Iraq: Liberated or colonized?

By
Max J. Castro                                                                     
  Read Spanish Version
majcastro@gmail.com

There
will not be another colonization of Iraq,” Hoshyar Zebari, the
country’s foreign minister has declared.

With
American oil companies poised to take control of a substantial
portion of Iraq’s oil operations, the U.S. government pushing hard
for a long term, strong role for the U.S. military in the country,
and an Iraqi government desperate to prevent a quick U.S. withdrawal,
Zebari’s statement may be more an empty boast and a bow to Iraqi
national pride than a serious promise.

Still,
things are not going well for the United States in Iraq on the key
political front when such language comes out of the mouth of a top
official of a government utterly dependent on the United States.
After all, according to the Bush administration, the United States
went into Iraq to liberate it, not to colonize it. Why now are the
liberated concerned about being colonized by their liberators? It’s
another item to add to the list of things that did not go according
to plan for the United States in its Iraq adventure.

The
foreign minister’s comment came in the context of ongoing
negotiations between the U.S. and Iraqi governments aimed at
providing a legal basis for continuing the U.S. occupation of Iraq
once the UN mandate expires at the end of this year. The United
States has been seeking a long-term agreement that would provide wide
latitude for American forces operating in the country and allow for
military bases that would be permanent in all but name.

________________________

**Exercise details:**
From the column on Iraq, reproduce word for word everything from "After all, according" down to "its Iraq adventure.". The data that follows is separate material, unrelated to the column on Iraq.

**Given information:**
________________________

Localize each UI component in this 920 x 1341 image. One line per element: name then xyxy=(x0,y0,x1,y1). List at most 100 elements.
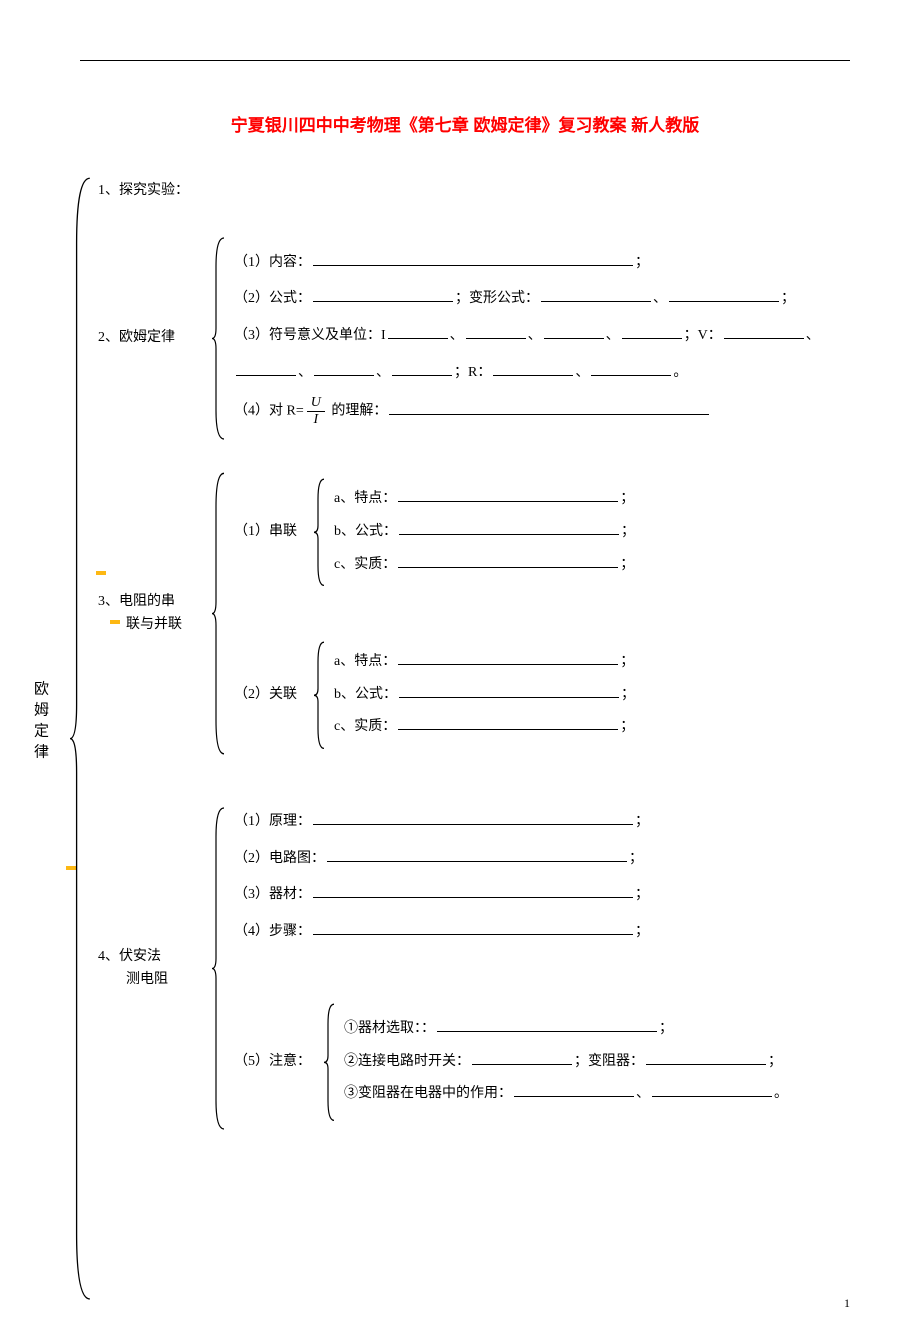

________________________

**Task solution:**
After all, according to the Bush administration, the United States
went into Iraq to liberate it, not to colonize it. Why now are the
liberated concerned about being colonized by their liberators? It’s
another item to add to the list of things that did not go according
to plan for the United States in its Iraq adventure.